• _ФРАГМЕНТ ДОКУМЕНТА_
___

Новое ждало дома. Осенью 1896 года гувернанткой к младшим сестрам поступила курсистка Евгения Ильинична Павловская — «худенькая, невысокая брюнетка, бедно одетая» и слабая здоровьем. «Что-то в ней было от Достоевского, — вспоминала младшая сестра ее подруги Софья Мотовилова, — что-то больное, оскорбленное и какая-то постоянная экзальтация. […] Девушка эта страстно любила поэзию, читала вслух стихи как-то особенно нараспев (что меня очень смешило) и любила таких поэтов, как Фет и Тютчев, которых мы совсем не знали»{53}. «Новая гувернантка — поэтесса», — отметил Валерий Яковлевич 2 октября, вскоре добавив: «С нашей новой гувернанткой мы друзья. Она некрасива, но — клянусь! — умная женщина и понимает поэзию».

___

• _ИЗВЛЕЧЕННЫЕ СВЕДЕНИЯ_
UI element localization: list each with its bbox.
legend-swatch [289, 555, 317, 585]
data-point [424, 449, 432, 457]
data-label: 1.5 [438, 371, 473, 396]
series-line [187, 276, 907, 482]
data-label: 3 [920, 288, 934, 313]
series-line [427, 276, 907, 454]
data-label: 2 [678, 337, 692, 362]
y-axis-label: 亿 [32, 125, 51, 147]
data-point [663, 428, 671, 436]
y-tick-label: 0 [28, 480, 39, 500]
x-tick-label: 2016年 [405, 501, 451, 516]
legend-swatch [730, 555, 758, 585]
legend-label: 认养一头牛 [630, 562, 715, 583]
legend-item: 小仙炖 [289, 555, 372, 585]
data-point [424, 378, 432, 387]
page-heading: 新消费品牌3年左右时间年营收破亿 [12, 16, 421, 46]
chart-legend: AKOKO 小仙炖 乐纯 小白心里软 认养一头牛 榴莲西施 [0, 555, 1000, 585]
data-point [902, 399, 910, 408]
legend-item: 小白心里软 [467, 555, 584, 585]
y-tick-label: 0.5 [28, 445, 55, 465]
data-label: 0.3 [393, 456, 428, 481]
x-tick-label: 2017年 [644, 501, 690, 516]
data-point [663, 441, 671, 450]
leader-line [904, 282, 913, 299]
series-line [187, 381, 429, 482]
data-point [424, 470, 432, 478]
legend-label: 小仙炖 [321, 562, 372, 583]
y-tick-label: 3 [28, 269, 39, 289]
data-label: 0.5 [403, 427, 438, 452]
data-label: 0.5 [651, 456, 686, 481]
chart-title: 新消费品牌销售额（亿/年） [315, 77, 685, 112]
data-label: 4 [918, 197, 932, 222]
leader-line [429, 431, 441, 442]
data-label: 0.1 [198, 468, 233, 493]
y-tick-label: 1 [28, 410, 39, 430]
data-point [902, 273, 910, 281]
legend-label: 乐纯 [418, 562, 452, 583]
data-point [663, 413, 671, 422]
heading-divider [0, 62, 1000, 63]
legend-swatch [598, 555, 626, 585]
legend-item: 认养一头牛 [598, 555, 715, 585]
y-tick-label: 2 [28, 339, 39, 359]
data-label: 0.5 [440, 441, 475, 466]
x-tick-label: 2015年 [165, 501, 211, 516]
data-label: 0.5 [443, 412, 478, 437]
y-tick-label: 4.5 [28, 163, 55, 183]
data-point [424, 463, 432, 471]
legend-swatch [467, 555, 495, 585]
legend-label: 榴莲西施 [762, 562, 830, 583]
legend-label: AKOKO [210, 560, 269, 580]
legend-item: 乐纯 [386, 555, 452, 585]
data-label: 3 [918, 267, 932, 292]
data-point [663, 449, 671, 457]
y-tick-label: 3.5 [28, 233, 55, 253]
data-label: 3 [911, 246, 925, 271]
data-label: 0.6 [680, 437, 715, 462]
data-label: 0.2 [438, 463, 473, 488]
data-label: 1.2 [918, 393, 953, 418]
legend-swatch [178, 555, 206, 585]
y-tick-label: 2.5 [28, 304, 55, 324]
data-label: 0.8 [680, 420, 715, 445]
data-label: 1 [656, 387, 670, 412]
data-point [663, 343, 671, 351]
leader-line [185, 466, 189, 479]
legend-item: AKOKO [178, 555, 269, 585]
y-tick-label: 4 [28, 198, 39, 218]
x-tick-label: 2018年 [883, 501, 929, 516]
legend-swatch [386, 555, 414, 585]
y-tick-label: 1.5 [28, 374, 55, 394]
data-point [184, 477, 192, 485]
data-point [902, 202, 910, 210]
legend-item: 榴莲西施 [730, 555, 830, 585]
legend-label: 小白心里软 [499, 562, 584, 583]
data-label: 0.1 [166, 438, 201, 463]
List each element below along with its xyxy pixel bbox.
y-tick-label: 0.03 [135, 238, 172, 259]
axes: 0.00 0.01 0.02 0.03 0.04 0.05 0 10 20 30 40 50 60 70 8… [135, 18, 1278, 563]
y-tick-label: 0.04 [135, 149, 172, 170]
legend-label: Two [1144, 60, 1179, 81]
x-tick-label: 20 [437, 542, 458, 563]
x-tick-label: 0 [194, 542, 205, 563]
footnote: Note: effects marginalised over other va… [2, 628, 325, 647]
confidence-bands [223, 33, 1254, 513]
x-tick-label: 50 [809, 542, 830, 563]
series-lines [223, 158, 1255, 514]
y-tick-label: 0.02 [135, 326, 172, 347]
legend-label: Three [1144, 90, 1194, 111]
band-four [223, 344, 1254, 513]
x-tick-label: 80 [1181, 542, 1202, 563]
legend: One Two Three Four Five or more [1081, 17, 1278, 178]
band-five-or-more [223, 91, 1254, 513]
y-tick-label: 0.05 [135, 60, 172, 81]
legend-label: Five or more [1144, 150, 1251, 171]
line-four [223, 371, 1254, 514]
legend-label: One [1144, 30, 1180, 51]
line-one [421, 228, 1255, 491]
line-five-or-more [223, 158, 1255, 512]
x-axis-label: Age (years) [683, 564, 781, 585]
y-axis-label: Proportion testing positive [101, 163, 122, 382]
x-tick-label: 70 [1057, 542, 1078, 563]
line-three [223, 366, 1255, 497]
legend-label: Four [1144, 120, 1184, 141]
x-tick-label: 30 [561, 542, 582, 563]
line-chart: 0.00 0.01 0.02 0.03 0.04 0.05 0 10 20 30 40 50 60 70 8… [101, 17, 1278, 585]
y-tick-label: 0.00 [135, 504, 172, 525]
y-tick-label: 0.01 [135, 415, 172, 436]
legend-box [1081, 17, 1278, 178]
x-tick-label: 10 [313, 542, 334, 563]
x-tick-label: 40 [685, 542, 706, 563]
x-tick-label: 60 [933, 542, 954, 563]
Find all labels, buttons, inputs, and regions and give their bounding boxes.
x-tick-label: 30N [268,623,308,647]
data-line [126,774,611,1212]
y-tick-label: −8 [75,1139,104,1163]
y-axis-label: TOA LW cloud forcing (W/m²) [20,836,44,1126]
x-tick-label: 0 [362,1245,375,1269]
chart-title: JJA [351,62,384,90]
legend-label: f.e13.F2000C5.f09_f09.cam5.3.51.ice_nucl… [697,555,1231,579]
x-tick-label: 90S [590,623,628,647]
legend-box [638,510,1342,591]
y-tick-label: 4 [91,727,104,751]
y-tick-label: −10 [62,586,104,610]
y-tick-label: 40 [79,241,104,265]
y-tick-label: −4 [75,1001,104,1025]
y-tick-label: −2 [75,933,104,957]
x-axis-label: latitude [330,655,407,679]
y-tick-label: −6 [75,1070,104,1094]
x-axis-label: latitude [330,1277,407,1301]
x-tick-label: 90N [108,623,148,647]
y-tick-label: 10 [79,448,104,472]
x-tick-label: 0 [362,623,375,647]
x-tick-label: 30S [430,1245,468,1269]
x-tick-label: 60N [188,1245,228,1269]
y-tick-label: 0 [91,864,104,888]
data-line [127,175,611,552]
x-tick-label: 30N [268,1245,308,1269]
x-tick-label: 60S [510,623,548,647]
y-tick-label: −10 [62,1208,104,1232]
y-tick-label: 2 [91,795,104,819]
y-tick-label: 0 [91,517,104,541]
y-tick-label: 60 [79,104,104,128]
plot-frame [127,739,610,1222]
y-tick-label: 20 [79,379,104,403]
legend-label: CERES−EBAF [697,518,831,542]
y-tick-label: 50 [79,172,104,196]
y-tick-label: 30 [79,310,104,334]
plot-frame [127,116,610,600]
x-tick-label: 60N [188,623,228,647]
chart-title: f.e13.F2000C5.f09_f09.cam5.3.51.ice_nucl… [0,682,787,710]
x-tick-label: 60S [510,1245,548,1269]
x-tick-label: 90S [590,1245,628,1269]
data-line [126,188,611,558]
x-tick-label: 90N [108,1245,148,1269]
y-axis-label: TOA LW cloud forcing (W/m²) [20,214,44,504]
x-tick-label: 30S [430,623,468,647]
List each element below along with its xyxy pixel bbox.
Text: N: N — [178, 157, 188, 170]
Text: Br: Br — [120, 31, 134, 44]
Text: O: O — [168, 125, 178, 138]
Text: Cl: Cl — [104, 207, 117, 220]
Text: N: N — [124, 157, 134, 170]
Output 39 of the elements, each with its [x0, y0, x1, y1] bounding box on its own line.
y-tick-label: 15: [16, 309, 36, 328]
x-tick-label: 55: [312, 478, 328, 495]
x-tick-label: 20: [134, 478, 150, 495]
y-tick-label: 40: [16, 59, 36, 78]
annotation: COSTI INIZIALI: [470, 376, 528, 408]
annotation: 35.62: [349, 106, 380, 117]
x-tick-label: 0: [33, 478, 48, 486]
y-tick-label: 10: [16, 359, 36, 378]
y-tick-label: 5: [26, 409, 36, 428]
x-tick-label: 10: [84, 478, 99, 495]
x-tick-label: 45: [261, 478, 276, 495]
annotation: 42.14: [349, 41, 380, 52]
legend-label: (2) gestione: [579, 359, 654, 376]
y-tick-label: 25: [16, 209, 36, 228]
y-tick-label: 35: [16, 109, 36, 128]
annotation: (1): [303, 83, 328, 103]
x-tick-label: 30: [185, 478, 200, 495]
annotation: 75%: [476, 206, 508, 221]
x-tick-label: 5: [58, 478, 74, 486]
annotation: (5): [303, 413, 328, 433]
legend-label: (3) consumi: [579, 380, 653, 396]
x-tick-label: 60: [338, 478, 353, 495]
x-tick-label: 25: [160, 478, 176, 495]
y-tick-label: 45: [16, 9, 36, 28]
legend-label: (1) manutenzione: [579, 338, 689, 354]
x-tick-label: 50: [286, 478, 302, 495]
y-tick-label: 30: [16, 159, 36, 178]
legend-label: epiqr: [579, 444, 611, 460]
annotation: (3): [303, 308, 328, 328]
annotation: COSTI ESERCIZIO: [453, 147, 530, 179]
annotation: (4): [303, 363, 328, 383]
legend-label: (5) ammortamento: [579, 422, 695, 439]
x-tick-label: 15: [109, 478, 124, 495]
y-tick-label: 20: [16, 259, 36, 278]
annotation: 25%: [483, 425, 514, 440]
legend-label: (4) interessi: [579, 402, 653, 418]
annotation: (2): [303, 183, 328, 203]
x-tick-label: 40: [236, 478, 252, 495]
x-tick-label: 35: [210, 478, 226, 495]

___

• _ПОРЯДОК РАБОТЫ_
Перепишите целиком фрагмент о новой гувернантке, ничего в нем не меняя. Приведенный выше материал с текстом никак не связан.

• _РЕЗУЛЬТАТ ВЫПОЛНЕНИЯ_
Новое ждало дома. Осенью 1896 года гувернанткой к младшим сестрам поступила курсистка Евгения Ильинична Павловская — «худенькая, невысокая брюнетка, бедно одетая» и слабая здоровьем. «Что-то в ней было от Достоевского, — вспоминала младшая сестра ее подруги Софья Мотовилова, — что-то больное, оскорбленное и какая-то постоянная экзальтация. […] Девушка эта страстно любила поэзию, читала вслух стихи как-то особенно нараспев (что меня очень смешило) и любила таких поэтов, как Фет и Тютчев, которых мы совсем не знали»{53}. «Новая гувернантка — поэтесса», — отметил Валерий Яковлевич 2 октября, вскоре добавив: «С нашей новой гувернанткой мы друзья. Она некрасива, но — клянусь! — умная женщина и понимает поэзию».